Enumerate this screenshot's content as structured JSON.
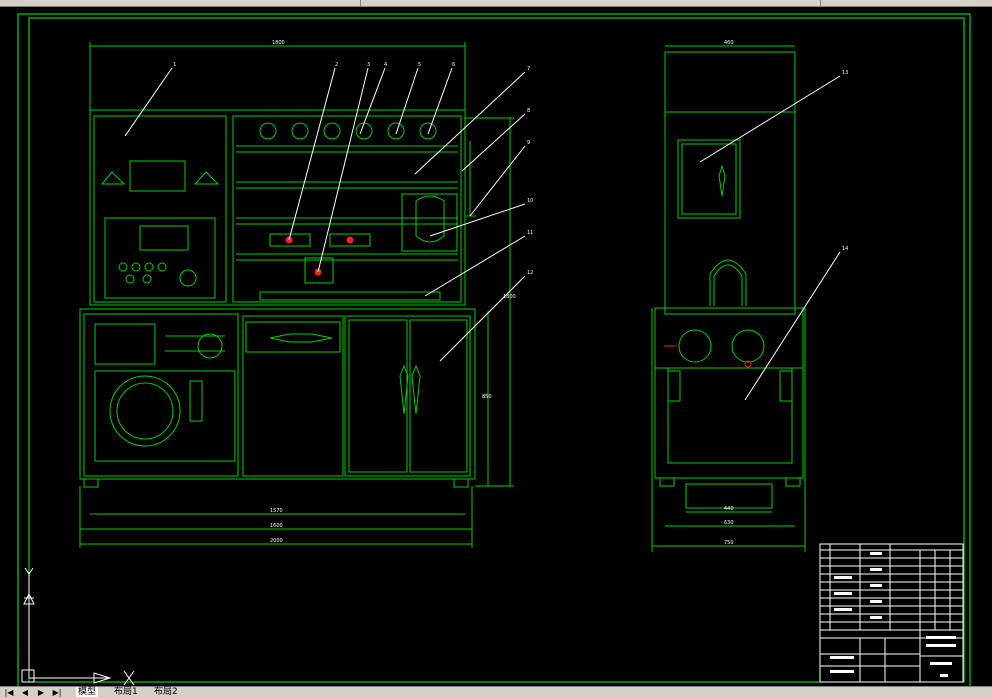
{
  "colors": {
    "background": "#000000",
    "frame": "#00ff00",
    "outline": "#00cc00",
    "annotation": "#ffffff",
    "accent_red": "#ff2020"
  },
  "drawing": {
    "front_view": {
      "overall_width_top": "1800",
      "width_bottom_1": "1570",
      "width_bottom_2": "1600",
      "width_bottom_3": "2000",
      "height_total": "1800",
      "height_lower": "850",
      "callouts": [
        "1",
        "2",
        "3",
        "4",
        "5",
        "6",
        "7",
        "8",
        "9",
        "10",
        "11",
        "12"
      ]
    },
    "side_view": {
      "top_width": "460",
      "base_inner_width": "440",
      "base_width": "630",
      "overall_width": "750",
      "callouts": [
        "13",
        "14"
      ]
    }
  },
  "ucs_icon": {
    "x_label": "X",
    "y_label": "Y"
  },
  "layout_tabs": {
    "nav_icons": [
      "first-page-icon",
      "prev-page-icon",
      "next-page-icon",
      "last-page-icon"
    ],
    "tabs": [
      "模型",
      "布局1",
      "布局2"
    ],
    "active": "模型"
  }
}
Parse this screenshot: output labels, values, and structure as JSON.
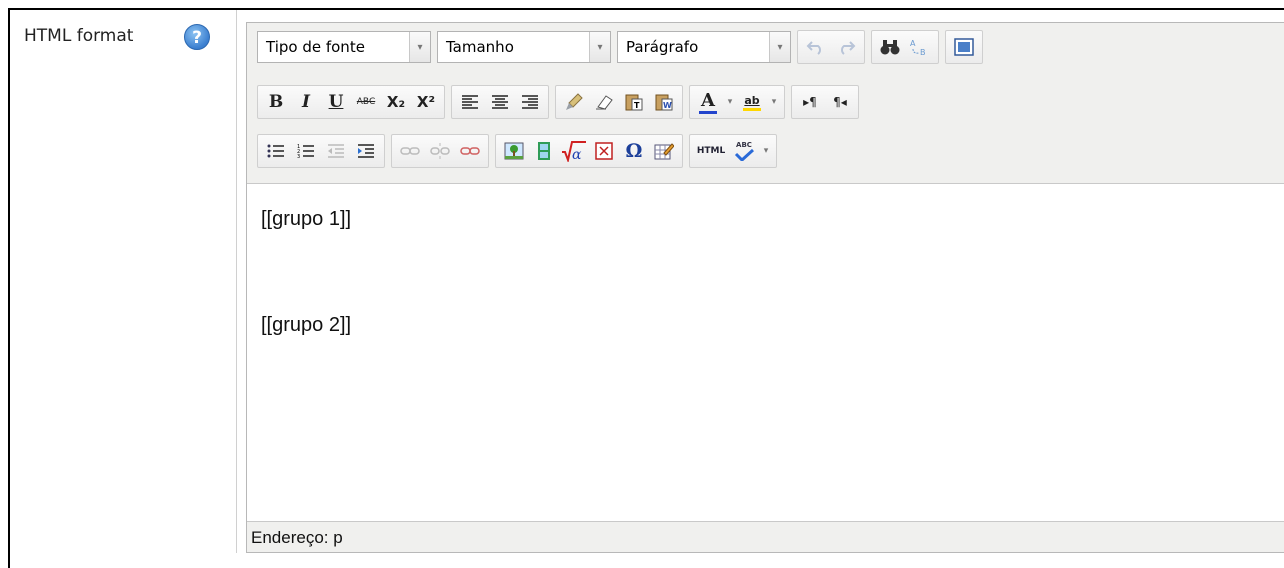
{
  "field": {
    "label": "HTML format",
    "help_icon": "?"
  },
  "toolbar": {
    "font_select": "Tipo de fonte",
    "size_select": "Tamanho",
    "format_select": "Parágrafo",
    "bold": "B",
    "italic": "I",
    "underline": "U",
    "strikethrough": "ABC",
    "subscript": "X₂",
    "superscript": "X²",
    "text_color": "A",
    "highlight": "ab",
    "ltr": "▸¶",
    "rtl": "¶◂",
    "html_source": "HTML",
    "spellcheck": "ABC",
    "omega": "Ω",
    "dropdown_glyph": "▾"
  },
  "content": {
    "paragraphs": [
      "[[grupo 1]]",
      "[[grupo 2]]"
    ]
  },
  "status": {
    "path": "Endereço: p"
  },
  "colors": {
    "toolbar_bg": "#f0f0ee",
    "help_icon": "#3b7fd0",
    "text_color_line": "#2244cc",
    "highlight_line": "#ffd700"
  }
}
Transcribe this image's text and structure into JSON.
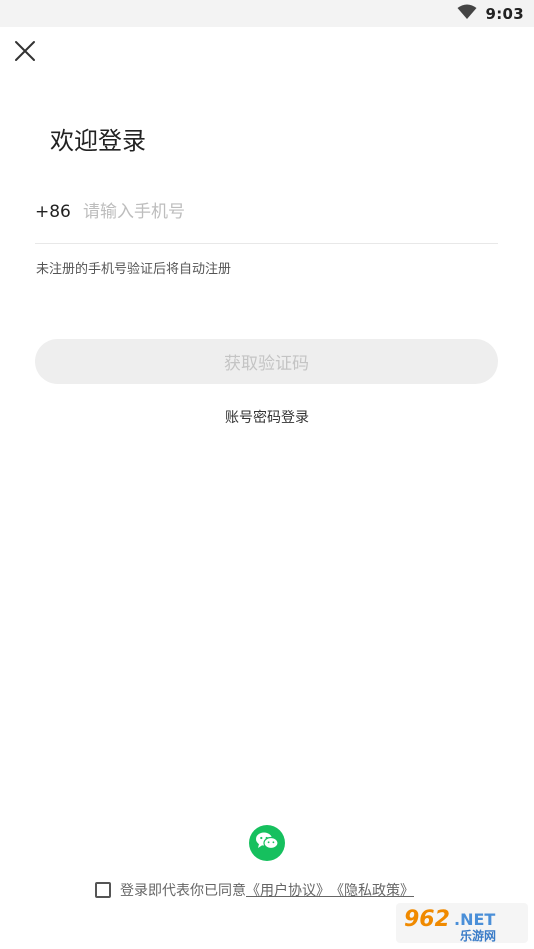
{
  "status_bar": {
    "time": "9:03"
  },
  "header": {
    "title": "欢迎登录"
  },
  "phone": {
    "country_code": "+86",
    "placeholder": "请输入手机号",
    "value": ""
  },
  "hint": "未注册的手机号验证后将自动注册",
  "buttons": {
    "get_code": "获取验证码",
    "password_login": "账号密码登录"
  },
  "agreement": {
    "prefix": "登录即代表你已同意",
    "user_agreement": "《用户协议》",
    "privacy_policy": "《隐私政策》",
    "checked": false
  },
  "watermark": {
    "brand": "962.NET",
    "sub": "乐游网"
  },
  "colors": {
    "wechat": "#16c05e",
    "button_disabled_bg": "#eeeeee",
    "button_disabled_text": "#c4c4c4"
  }
}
********************
| Problem statement |
Nothing but the lines from the line containing "Transcribe this image's" through the last line of the records above is to be extracted, exactly and with no pictures.

| Result of the exercise |
Transcribe this image's text and structure into JSON.
{
  "status_bar": {
    "time": "9:03"
  },
  "header": {
    "title": "欢迎登录"
  },
  "phone": {
    "country_code": "+86",
    "placeholder": "请输入手机号",
    "value": ""
  },
  "hint": "未注册的手机号验证后将自动注册",
  "buttons": {
    "get_code": "获取验证码",
    "password_login": "账号密码登录"
  },
  "agreement": {
    "prefix": "登录即代表你已同意",
    "user_agreement": "《用户协议》",
    "privacy_policy": "《隐私政策》",
    "checked": false
  },
  "watermark": {
    "brand": "962.NET",
    "sub": "乐游网"
  },
  "colors": {
    "wechat": "#16c05e",
    "button_disabled_bg": "#eeeeee",
    "button_disabled_text": "#c4c4c4"
  }
}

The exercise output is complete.